▶ **What is needed**: Using the records below, copy out exactly the line that contains "Type out the text in this image." and every line that follows it, up to and including the last, and no others.

Part of a data file:
################

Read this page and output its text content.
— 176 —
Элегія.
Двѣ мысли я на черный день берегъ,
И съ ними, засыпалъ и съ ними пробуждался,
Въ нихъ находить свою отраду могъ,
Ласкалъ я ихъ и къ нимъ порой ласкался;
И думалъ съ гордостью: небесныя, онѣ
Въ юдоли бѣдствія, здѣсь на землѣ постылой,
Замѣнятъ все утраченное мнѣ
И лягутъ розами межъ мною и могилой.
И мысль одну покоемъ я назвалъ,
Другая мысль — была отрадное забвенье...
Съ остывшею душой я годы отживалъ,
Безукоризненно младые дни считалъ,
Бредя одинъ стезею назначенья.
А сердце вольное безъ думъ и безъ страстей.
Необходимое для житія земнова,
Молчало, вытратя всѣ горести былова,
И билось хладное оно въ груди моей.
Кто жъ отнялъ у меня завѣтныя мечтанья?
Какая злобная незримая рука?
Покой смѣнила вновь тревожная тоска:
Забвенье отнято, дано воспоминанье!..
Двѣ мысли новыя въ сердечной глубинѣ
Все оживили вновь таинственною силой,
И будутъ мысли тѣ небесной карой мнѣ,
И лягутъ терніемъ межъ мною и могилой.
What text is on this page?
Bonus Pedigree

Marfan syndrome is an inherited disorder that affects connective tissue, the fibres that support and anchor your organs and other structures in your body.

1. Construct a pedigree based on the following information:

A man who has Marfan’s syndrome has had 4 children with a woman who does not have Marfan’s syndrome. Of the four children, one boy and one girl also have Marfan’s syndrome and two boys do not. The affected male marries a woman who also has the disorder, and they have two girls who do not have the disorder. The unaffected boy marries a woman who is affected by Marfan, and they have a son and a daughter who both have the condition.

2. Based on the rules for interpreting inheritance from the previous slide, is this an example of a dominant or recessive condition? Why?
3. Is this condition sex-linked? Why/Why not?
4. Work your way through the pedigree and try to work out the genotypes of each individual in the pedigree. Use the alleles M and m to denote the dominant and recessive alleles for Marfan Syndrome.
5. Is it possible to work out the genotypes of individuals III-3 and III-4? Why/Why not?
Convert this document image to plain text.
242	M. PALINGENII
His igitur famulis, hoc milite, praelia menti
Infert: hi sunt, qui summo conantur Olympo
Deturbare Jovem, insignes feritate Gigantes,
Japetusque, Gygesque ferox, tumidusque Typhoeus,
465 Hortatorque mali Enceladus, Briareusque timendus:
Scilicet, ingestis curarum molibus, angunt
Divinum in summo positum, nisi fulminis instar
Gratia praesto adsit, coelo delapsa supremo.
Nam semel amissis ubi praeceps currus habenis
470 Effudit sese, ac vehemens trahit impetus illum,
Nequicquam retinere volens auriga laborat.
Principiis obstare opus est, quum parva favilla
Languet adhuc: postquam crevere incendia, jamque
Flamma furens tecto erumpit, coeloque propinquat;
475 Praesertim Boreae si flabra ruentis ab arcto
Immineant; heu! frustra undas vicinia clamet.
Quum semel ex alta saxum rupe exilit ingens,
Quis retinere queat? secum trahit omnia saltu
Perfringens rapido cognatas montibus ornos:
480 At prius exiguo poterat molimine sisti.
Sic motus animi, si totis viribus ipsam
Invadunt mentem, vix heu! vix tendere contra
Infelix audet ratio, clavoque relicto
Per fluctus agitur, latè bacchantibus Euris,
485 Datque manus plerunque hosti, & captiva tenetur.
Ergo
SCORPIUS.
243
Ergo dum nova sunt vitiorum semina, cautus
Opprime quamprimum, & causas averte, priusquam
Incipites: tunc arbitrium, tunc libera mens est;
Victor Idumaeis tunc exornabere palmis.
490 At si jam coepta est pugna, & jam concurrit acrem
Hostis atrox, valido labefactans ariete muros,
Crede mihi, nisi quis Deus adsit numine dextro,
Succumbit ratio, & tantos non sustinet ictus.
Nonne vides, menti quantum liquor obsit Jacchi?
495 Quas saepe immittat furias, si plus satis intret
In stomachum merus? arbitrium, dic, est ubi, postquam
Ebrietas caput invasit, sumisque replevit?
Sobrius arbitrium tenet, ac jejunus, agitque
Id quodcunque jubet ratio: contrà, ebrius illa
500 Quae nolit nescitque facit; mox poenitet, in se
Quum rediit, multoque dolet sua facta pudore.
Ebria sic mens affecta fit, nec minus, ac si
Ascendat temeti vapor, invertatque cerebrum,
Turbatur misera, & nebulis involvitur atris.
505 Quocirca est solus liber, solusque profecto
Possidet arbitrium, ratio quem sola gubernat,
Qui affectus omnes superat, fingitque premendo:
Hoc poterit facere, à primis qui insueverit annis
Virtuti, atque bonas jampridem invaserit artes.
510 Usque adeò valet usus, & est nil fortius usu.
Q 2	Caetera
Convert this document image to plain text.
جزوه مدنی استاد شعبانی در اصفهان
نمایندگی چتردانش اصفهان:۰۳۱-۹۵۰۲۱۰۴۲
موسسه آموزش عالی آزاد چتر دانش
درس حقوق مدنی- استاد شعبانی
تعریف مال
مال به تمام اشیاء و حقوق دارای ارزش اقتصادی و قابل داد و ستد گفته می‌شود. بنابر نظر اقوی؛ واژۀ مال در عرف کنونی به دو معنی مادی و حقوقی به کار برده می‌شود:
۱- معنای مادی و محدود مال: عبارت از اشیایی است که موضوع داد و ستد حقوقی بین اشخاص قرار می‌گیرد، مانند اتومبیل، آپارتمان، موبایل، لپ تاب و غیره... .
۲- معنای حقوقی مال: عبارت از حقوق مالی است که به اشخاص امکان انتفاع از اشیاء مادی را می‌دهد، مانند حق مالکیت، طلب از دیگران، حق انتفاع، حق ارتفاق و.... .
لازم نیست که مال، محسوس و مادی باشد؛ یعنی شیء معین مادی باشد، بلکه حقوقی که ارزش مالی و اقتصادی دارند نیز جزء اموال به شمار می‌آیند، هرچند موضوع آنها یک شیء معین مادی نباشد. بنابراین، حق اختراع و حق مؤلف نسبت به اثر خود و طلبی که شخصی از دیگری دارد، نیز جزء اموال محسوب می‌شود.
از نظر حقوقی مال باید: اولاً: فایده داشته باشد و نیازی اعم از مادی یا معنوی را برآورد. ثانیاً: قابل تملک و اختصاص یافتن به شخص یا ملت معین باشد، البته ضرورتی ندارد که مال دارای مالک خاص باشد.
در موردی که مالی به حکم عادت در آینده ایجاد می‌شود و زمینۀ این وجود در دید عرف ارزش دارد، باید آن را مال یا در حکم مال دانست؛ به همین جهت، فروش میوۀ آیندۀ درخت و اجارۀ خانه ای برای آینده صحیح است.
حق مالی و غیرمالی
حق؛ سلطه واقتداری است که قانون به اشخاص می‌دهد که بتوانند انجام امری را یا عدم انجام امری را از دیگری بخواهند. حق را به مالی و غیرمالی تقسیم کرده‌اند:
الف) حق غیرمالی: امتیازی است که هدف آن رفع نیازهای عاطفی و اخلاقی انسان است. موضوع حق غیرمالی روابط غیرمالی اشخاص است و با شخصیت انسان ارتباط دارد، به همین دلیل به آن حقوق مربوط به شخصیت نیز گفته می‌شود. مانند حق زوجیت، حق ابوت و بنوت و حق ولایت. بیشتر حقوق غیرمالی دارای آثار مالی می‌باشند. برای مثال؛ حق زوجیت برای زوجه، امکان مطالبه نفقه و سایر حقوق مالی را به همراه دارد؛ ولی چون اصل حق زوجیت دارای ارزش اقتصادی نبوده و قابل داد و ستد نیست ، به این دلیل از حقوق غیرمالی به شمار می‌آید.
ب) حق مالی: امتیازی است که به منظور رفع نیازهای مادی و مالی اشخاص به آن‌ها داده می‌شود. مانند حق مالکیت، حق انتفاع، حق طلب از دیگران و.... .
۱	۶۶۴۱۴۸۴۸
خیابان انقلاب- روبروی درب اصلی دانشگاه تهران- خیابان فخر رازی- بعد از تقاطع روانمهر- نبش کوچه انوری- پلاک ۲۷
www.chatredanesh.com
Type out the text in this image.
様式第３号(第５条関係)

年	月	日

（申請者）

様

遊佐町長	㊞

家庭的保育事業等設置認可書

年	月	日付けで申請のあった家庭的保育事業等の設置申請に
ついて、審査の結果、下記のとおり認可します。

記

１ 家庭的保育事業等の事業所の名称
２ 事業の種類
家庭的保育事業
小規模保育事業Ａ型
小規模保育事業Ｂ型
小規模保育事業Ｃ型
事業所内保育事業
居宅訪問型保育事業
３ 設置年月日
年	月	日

################

▶ **Exercise result**:
Type out the text in this image.
様式第３号(第５条関係)

年	月	日

（申請者）

様

遊佐町長	㊞

家庭的保育事業等設置認可書

年	月	日付けで申請のあった家庭的保育事業等の設置申請に
ついて、審査の結果、下記のとおり認可します。

記

１ 家庭的保育事業等の事業所の名称
２ 事業の種類
家庭的保育事業
小規模保育事業Ａ型
小規模保育事業Ｂ型
小規模保育事業Ｃ型
事業所内保育事業
居宅訪問型保育事業
３ 設置年月日
年	月	日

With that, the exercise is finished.